### TAREA ASIGNADA A:
Cambia "inmutables" por "intactos" en el fragmento del texto sobre el coste de vida que comienza en las palabras "Y aun así, algunos" y termina después de "Eslovaquia o Rumanía.". Escribe ese fragmento completo con el cambio aplicado.
### TAREA ASIGNADA B:
Indica si cada afirmación concuerda con el texto sobre el coste de vida. Responde sí o no y cita las palabras del texto que lo deciden: (i) En Luxemburgo, los 175.000 euros se reducen a 130.000 de poder real. (ii) En Eslovaquia, un hogar que apenas entra en el 10% más rico gana más del doble que el promedio. (iii) Según el informe, Alemania pierde posiciones frente a Irlanda y los Países Bajos.

El verdadero valor del dinero: la trampa del coste de vida
Con estos datos en mente, ¿de qué sirve comparar el ser rico si la moneda pierde valor al cruzar una frontera? Para responder, los investigadores calcularon la riqueza ajustándose al coste de vida. En general, allí donde la prosperidad parece modesta, la vida cuesta menos. Y, donde la riqueza abunda, el gasto cotidiano puede devorar el salario más abultado.
En Luxemburgo, esos flamantes 175.000 euros menguan hasta 130.000 de poder real, tras descontar el coste de todo lo que una familia podría comprar. En Turquía sucede lo contrario: los 19.000 euros del umbral, en realidad, entregan un nivel de vida similar al que garantizarían 46.000 euros en Europa Occidental.
Las diferencias, abrumadoras en apariencia, se suavizan al aplicar este filtro. Los países baratos, de repente, ascienden en la jerarquía europea, mientras las economías caras pierden brillo. Un gráfico lo explica como una diagonal: quienes se sitúan sobre ella ven cómo sus ingresos y precios se equilibran; los saltos hacia el costado muestran países donde los billetes rinden más o menos de lo que sugieren las cifras brutas.

Y aun así, algunos podios permanecen inmutables. “Luxemburgo sigue liderando, sea cual sea el criterio. Pero Alemania avanza posiciones porque su euro se estira más que en Irlanda o los Países Bajos,” afirma el informe. En Turquía, los ricos compran más que en Grecia, Eslovaquia o Rumanía.
Las distancias: cuando la riqueza se aleja del centro
El abismo entre la clase alta y la clase media es una de las cicatrices más profundas de Europa. Ese hueco varía de país a país. En Eslovaquia, un hogar apenas adentro del club del 10% gana solo 65% más que el promedio, una diferencia modesta. Noruega (77%), Eslovenia y Hungría (82%), Bélgica (83%) muestran tensiones similares.
Pero en la otra cara del continente, el salto es mucho mayor. En Alemania, Francia o Grecia, un hogar medio tendría que duplicar (o más) sus ingresos para alcanzar la élite nacional. Turquía extremiza el contraste: allí, los ricos pueden ganar 215% más que la media.

Entradas de la colección:
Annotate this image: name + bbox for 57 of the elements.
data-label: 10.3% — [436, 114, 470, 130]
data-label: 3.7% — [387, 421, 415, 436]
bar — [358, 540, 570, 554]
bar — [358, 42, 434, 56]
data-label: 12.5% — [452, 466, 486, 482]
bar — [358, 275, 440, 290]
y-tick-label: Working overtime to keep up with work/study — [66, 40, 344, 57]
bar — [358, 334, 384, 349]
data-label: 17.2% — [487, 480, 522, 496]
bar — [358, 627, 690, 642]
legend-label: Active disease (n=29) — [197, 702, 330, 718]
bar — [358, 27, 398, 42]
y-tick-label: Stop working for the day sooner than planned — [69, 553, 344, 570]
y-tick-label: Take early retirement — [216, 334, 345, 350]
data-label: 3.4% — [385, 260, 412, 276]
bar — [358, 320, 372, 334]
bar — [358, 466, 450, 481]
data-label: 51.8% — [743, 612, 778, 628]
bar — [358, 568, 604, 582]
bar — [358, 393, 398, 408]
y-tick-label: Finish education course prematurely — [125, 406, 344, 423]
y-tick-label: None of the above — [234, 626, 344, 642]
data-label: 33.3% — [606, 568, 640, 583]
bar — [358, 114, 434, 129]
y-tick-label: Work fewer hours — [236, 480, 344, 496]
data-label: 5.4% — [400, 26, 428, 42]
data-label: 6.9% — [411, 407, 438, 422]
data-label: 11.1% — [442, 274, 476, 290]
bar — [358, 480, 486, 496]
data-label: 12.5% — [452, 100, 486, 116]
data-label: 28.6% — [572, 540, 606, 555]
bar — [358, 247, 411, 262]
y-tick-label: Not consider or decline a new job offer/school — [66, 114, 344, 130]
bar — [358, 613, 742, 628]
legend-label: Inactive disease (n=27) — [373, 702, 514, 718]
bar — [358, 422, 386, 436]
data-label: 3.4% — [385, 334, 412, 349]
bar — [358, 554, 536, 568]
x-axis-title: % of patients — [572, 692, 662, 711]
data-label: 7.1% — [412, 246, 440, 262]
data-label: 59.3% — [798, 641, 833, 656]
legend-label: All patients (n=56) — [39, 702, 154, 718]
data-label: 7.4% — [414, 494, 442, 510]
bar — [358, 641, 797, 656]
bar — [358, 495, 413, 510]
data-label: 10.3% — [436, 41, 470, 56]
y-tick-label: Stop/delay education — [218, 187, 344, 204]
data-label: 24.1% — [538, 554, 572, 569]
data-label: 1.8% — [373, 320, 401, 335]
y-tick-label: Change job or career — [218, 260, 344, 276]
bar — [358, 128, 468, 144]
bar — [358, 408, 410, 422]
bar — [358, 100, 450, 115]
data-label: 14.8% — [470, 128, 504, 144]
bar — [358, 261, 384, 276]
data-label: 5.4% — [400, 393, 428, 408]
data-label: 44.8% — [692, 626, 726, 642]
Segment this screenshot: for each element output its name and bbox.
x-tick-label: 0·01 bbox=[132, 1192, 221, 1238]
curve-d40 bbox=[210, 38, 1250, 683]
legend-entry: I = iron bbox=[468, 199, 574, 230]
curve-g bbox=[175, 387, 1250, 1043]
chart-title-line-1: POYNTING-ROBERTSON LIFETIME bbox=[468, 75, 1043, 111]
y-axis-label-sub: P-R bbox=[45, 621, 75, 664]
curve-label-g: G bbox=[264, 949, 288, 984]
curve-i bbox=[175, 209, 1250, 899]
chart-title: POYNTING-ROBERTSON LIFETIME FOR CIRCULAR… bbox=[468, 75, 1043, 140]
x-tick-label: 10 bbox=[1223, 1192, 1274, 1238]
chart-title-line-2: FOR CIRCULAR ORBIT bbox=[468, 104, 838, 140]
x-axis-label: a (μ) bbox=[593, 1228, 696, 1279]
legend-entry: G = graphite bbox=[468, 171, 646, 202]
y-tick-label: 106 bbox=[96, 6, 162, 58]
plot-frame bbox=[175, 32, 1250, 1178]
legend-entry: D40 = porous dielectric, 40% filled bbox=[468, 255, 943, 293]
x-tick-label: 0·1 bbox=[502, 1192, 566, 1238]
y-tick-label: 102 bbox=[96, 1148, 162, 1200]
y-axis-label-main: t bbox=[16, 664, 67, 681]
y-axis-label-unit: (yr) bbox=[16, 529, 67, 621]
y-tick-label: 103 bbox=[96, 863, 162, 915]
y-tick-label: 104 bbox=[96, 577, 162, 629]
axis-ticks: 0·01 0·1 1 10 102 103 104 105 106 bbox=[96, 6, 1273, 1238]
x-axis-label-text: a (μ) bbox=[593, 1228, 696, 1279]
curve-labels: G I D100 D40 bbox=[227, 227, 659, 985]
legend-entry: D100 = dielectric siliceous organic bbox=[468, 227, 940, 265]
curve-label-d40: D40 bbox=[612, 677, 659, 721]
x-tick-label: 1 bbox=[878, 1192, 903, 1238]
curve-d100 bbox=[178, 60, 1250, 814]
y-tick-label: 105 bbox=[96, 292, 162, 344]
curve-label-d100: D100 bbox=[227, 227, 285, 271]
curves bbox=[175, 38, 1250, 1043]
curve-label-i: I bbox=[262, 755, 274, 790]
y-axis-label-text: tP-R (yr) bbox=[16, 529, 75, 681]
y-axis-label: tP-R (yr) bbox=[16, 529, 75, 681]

### ÁREA DE RESPUESTA A:
Y aun así, algunos podios permanecen intactos. “Luxemburgo sigue liderando, sea cual sea el criterio. Pero Alemania avanza posiciones porque su euro se estira más que en Irlanda o los Países Bajos,” afirma el informe. En Turquía, los ricos compran más que en Grecia, Eslovaquia o Rumanía.

### ÁREA DE RESPUESTA B:
(i) Sí: "esos flamantes 175.000 euros menguan hasta 130.000 de poder real".
(ii) No: "gana solo 65% más que el promedio".
(iii) No: "Alemania avanza posiciones porque su euro se estira más que en Irlanda o los Países Bajos".